— BEGIN MATERIALS PROVIDED —
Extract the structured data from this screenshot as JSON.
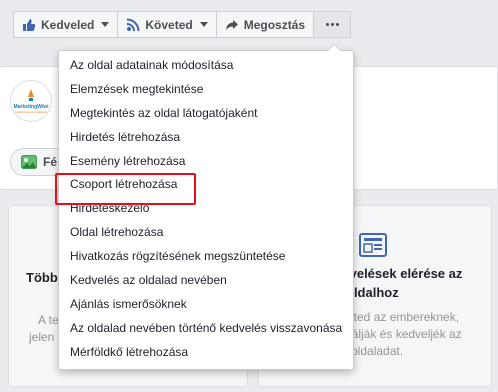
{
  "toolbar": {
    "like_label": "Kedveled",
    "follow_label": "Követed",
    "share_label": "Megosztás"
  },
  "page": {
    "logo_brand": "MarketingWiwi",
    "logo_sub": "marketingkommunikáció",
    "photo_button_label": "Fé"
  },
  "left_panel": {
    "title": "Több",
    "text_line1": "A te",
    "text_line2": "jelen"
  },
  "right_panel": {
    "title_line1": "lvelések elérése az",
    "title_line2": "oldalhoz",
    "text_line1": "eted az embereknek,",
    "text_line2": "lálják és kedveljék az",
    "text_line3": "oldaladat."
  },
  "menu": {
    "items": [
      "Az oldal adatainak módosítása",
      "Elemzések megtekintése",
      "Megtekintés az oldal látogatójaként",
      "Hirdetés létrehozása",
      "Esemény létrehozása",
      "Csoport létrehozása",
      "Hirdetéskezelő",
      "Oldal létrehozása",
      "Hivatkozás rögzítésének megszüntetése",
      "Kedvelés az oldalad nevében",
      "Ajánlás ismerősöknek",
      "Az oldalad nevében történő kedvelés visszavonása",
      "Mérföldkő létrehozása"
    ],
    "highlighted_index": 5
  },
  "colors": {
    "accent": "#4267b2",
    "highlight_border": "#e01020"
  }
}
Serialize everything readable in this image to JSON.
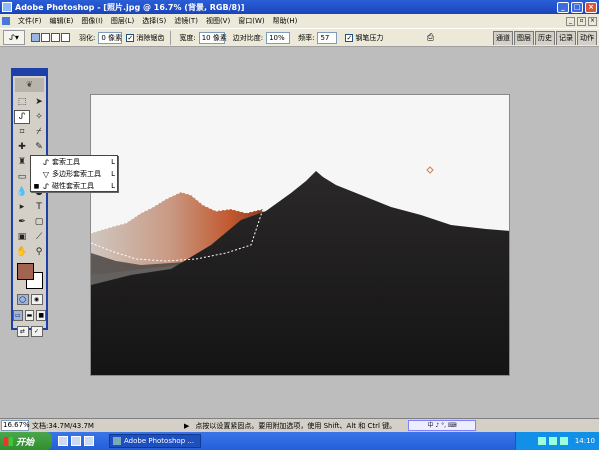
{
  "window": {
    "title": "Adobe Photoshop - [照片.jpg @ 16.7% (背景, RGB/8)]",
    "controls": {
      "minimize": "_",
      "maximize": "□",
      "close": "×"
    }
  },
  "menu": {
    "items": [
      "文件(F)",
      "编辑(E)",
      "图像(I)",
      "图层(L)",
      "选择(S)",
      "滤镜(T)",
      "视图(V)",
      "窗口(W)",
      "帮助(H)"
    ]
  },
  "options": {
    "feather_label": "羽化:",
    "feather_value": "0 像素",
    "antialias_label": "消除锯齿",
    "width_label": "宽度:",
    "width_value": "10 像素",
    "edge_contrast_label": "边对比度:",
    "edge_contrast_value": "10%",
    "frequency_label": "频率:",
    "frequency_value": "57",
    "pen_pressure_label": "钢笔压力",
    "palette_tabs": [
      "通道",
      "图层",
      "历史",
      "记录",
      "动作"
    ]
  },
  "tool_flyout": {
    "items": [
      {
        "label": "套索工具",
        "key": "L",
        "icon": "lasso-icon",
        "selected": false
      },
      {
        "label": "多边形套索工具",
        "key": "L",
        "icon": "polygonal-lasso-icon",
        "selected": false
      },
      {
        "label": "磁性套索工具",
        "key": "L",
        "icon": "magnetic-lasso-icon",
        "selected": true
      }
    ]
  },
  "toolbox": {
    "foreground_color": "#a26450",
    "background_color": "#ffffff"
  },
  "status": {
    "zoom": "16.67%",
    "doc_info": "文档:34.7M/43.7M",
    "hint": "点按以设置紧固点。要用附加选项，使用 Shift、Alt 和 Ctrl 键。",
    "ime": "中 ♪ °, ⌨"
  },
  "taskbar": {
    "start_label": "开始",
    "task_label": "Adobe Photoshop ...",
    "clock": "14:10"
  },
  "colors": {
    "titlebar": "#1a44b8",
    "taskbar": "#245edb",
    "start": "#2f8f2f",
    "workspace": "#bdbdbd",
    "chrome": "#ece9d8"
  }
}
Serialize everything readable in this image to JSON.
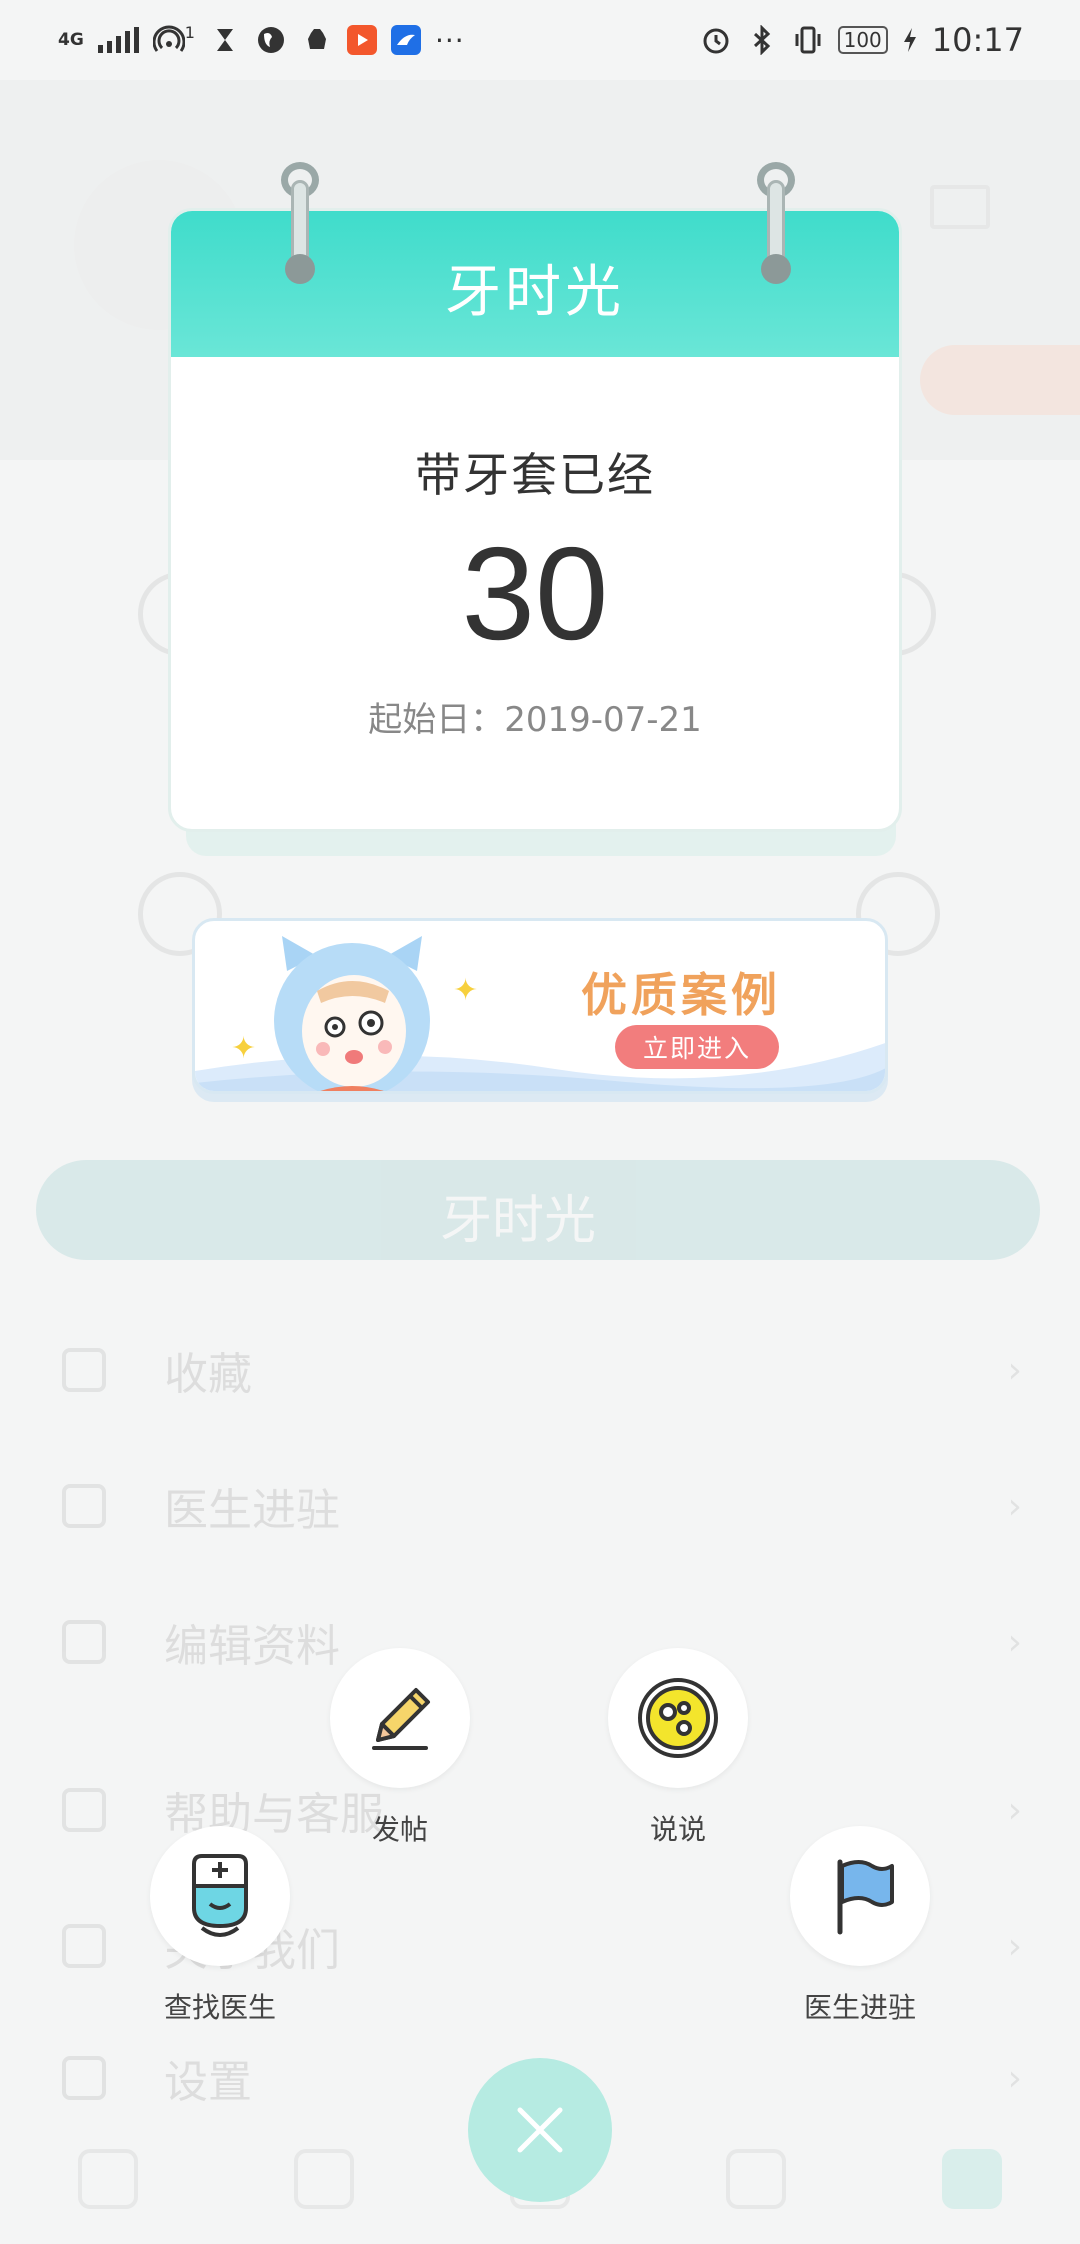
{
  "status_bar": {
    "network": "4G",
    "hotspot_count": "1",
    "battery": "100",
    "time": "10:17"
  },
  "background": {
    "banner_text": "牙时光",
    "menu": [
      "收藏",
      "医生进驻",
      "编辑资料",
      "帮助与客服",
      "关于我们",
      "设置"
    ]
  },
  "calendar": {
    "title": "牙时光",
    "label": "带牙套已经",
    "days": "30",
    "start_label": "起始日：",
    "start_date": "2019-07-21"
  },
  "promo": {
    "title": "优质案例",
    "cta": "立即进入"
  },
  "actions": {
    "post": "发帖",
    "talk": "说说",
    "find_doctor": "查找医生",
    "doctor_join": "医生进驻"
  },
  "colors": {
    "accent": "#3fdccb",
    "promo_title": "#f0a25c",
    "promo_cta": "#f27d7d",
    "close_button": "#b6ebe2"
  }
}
— END MATERIALS PROVIDED —
* **GIVEN REQUEST**
Transcribe the material exactly, and leave out whatever pictures it holds.

* **WRITTEN SOLUTION**
Extract the structured data from this screenshot as JSON.
{
  "toolbar": {
    "like_label": "Kedveled",
    "follow_label": "Követed",
    "share_label": "Megosztás"
  },
  "page": {
    "logo_brand": "MarketingWiwi",
    "logo_sub": "marketingkommunikáció",
    "photo_button_label": "Fé"
  },
  "left_panel": {
    "title": "Több",
    "text_line1": "A te",
    "text_line2": "jelen"
  },
  "right_panel": {
    "title_line1": "lvelések elérése az",
    "title_line2": "oldalhoz",
    "text_line1": "eted az embereknek,",
    "text_line2": "lálják és kedveljék az",
    "text_line3": "oldaladat."
  },
  "menu": {
    "items": [
      "Az oldal adatainak módosítása",
      "Elemzések megtekintése",
      "Megtekintés az oldal látogatójaként",
      "Hirdetés létrehozása",
      "Esemény létrehozása",
      "Csoport létrehozása",
      "Hirdetéskezelő",
      "Oldal létrehozása",
      "Hivatkozás rögzítésének megszüntetése",
      "Kedvelés az oldalad nevében",
      "Ajánlás ismerősöknek",
      "Az oldalad nevében történő kedvelés visszavonása",
      "Mérföldkő létrehozása"
    ],
    "highlighted_index": 5
  },
  "colors": {
    "accent": "#4267b2",
    "highlight_border": "#e01020"
  }
}
Serialize everything readable in this image to JSON.
{
  "window": {
    "title": "Adobe Photoshop - [照片.jpg @ 16.7% (背景, RGB/8)]",
    "controls": {
      "minimize": "_",
      "maximize": "□",
      "close": "×"
    }
  },
  "menu": {
    "items": [
      "文件(F)",
      "编辑(E)",
      "图像(I)",
      "图层(L)",
      "选择(S)",
      "滤镜(T)",
      "视图(V)",
      "窗口(W)",
      "帮助(H)"
    ]
  },
  "options": {
    "feather_label": "羽化:",
    "feather_value": "0 像素",
    "antialias_label": "消除锯齿",
    "width_label": "宽度:",
    "width_value": "10 像素",
    "edge_contrast_label": "边对比度:",
    "edge_contrast_value": "10%",
    "frequency_label": "频率:",
    "frequency_value": "57",
    "pen_pressure_label": "钢笔压力",
    "palette_tabs": [
      "通道",
      "图层",
      "历史",
      "记录",
      "动作"
    ]
  },
  "tool_flyout": {
    "items": [
      {
        "label": "套索工具",
        "key": "L",
        "icon": "lasso-icon",
        "selected": false
      },
      {
        "label": "多边形套索工具",
        "key": "L",
        "icon": "polygonal-lasso-icon",
        "selected": false
      },
      {
        "label": "磁性套索工具",
        "key": "L",
        "icon": "magnetic-lasso-icon",
        "selected": true
      }
    ]
  },
  "toolbox": {
    "foreground_color": "#a26450",
    "background_color": "#ffffff"
  },
  "status": {
    "zoom": "16.67%",
    "doc_info": "文档:34.7M/43.7M",
    "hint": "点按以设置紧固点。要用附加选项，使用 Shift、Alt 和 Ctrl 键。",
    "ime": "中 ♪ °, ⌨"
  },
  "taskbar": {
    "start_label": "开始",
    "task_label": "Adobe Photoshop ...",
    "clock": "14:10"
  },
  "colors": {
    "titlebar": "#1a44b8",
    "taskbar": "#245edb",
    "start": "#2f8f2f",
    "workspace": "#bdbdbd",
    "chrome": "#ece9d8"
  }
}
Serialize everything readable in this image to JSON.
{
  "status_bar": {
    "network": "4G",
    "hotspot_count": "1",
    "battery": "100",
    "time": "10:17"
  },
  "background": {
    "banner_text": "牙时光",
    "menu": [
      "收藏",
      "医生进驻",
      "编辑资料",
      "帮助与客服",
      "关于我们",
      "设置"
    ]
  },
  "calendar": {
    "title": "牙时光",
    "label": "带牙套已经",
    "days": "30",
    "start_label": "起始日：",
    "start_date": "2019-07-21"
  },
  "promo": {
    "title": "优质案例",
    "cta": "立即进入"
  },
  "actions": {
    "post": "发帖",
    "talk": "说说",
    "find_doctor": "查找医生",
    "doctor_join": "医生进驻"
  },
  "colors": {
    "accent": "#3fdccb",
    "promo_title": "#f0a25c",
    "promo_cta": "#f27d7d",
    "close_button": "#b6ebe2"
  }
}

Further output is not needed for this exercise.